The listing below should be printed exactly, every line of it. Skip the pictures.

Data provided:
####
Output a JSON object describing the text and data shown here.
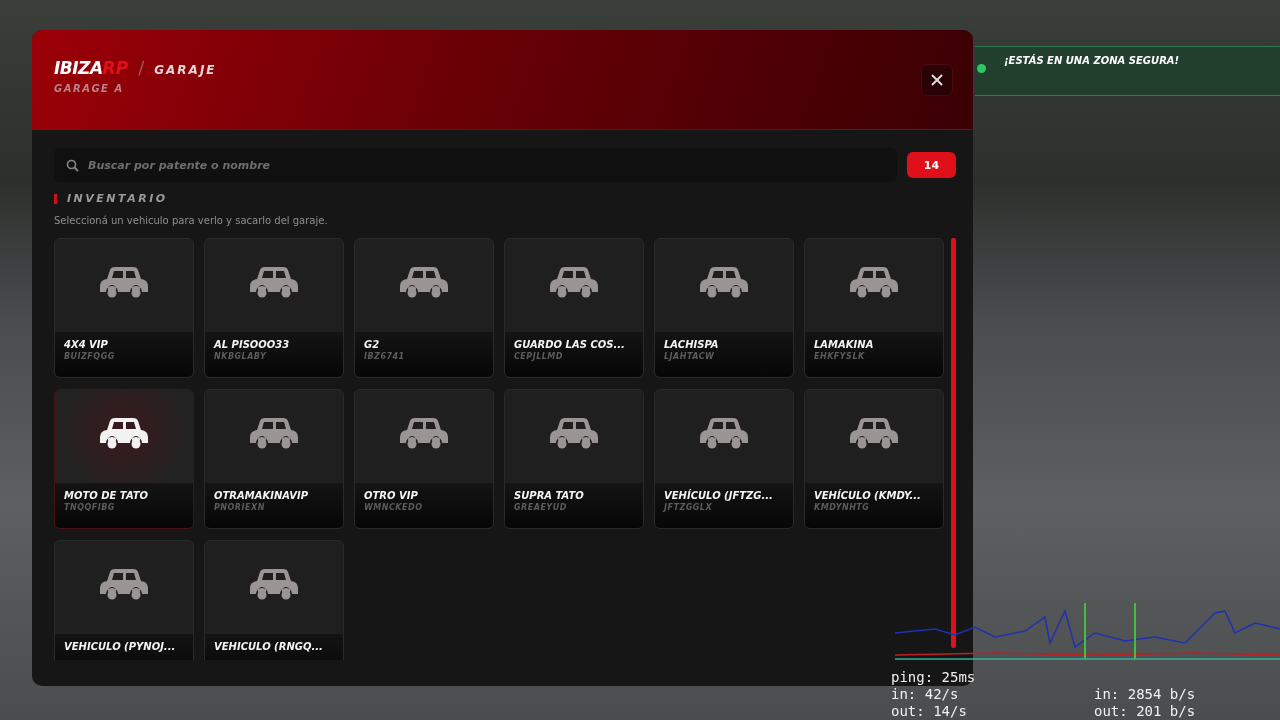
{
  "header": {
    "brand": "IBIZA",
    "brand_suffix": "RP",
    "separator": "/",
    "title": "GARAJE",
    "subtitle": "GARAGE A"
  },
  "search": {
    "placeholder": "Buscar por patente o nombre"
  },
  "count": "14",
  "section": {
    "title": "INVENTARIO",
    "hint": "Seleccioná un vehiculo para verlo y sacarlo del garaje."
  },
  "vehicles": [
    {
      "name": "4X4 VIP",
      "plate": "BUIZFQGG",
      "selected": false
    },
    {
      "name": "AL PISOOO33",
      "plate": "NKBGLABY",
      "selected": false
    },
    {
      "name": "G2",
      "plate": "IBZ6741",
      "selected": false
    },
    {
      "name": "GUARDO LAS COS...",
      "plate": "CEPJLLMD",
      "selected": false
    },
    {
      "name": "LACHISPA",
      "plate": "LJAHTACW",
      "selected": false
    },
    {
      "name": "LAMAKINA",
      "plate": "EHKFYSLK",
      "selected": false
    },
    {
      "name": "MOTO DE TATO",
      "plate": "TNQQFIBG",
      "selected": true
    },
    {
      "name": "OTRAMAKINAVIP",
      "plate": "PNORIEXN",
      "selected": false
    },
    {
      "name": "OTRO VIP",
      "plate": "WMNCKEDO",
      "selected": false
    },
    {
      "name": "SUPRA TATO",
      "plate": "GREAEYUD",
      "selected": false
    },
    {
      "name": "VEHÍCULO (JFTZG...",
      "plate": "JFTZGGLX",
      "selected": false
    },
    {
      "name": "VEHÍCULO (KMDY...",
      "plate": "KMDYNHTG",
      "selected": false
    },
    {
      "name": "VEHICULO (PYNOJ...",
      "selected": false
    },
    {
      "name": "VEHICULO (RNGQ...",
      "selected": false
    }
  ],
  "hud": {
    "notice": "¡ESTÁS EN UNA ZONA SEGURA!"
  },
  "net_stats": {
    "ping": "ping: 25ms",
    "in": "in: 42/s",
    "out": "out: 14/s",
    "bytes_in": "in: 2854 b/s",
    "bytes_out": "out: 201 b/s"
  }
}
####
Answer to this problem:
Output a JSON object describing the text and data shown here.
{
  "header": {
    "brand": "IBIZA",
    "brand_suffix": "RP",
    "separator": "/",
    "title": "GARAJE",
    "subtitle": "GARAGE A"
  },
  "search": {
    "placeholder": "Buscar por patente o nombre"
  },
  "count": "14",
  "section": {
    "title": "INVENTARIO",
    "hint": "Seleccioná un vehiculo para verlo y sacarlo del garaje."
  },
  "vehicles": [
    {
      "name": "4X4 VIP",
      "plate": "BUIZFQGG",
      "selected": false
    },
    {
      "name": "AL PISOOO33",
      "plate": "NKBGLABY",
      "selected": false
    },
    {
      "name": "G2",
      "plate": "IBZ6741",
      "selected": false
    },
    {
      "name": "GUARDO LAS COS...",
      "plate": "CEPJLLMD",
      "selected": false
    },
    {
      "name": "LACHISPA",
      "plate": "LJAHTACW",
      "selected": false
    },
    {
      "name": "LAMAKINA",
      "plate": "EHKFYSLK",
      "selected": false
    },
    {
      "name": "MOTO DE TATO",
      "plate": "TNQQFIBG",
      "selected": true
    },
    {
      "name": "OTRAMAKINAVIP",
      "plate": "PNORIEXN",
      "selected": false
    },
    {
      "name": "OTRO VIP",
      "plate": "WMNCKEDO",
      "selected": false
    },
    {
      "name": "SUPRA TATO",
      "plate": "GREAEYUD",
      "selected": false
    },
    {
      "name": "VEHÍCULO (JFTZG...",
      "plate": "JFTZGGLX",
      "selected": false
    },
    {
      "name": "VEHÍCULO (KMDY...",
      "plate": "KMDYNHTG",
      "selected": false
    },
    {
      "name": "VEHICULO (PYNOJ...",
      "selected": false
    },
    {
      "name": "VEHICULO (RNGQ...",
      "selected": false
    }
  ],
  "hud": {
    "notice": "¡ESTÁS EN UNA ZONA SEGURA!"
  },
  "net_stats": {
    "ping": "ping: 25ms",
    "in": "in: 42/s",
    "out": "out: 14/s",
    "bytes_in": "in: 2854 b/s",
    "bytes_out": "out: 201 b/s"
  }
}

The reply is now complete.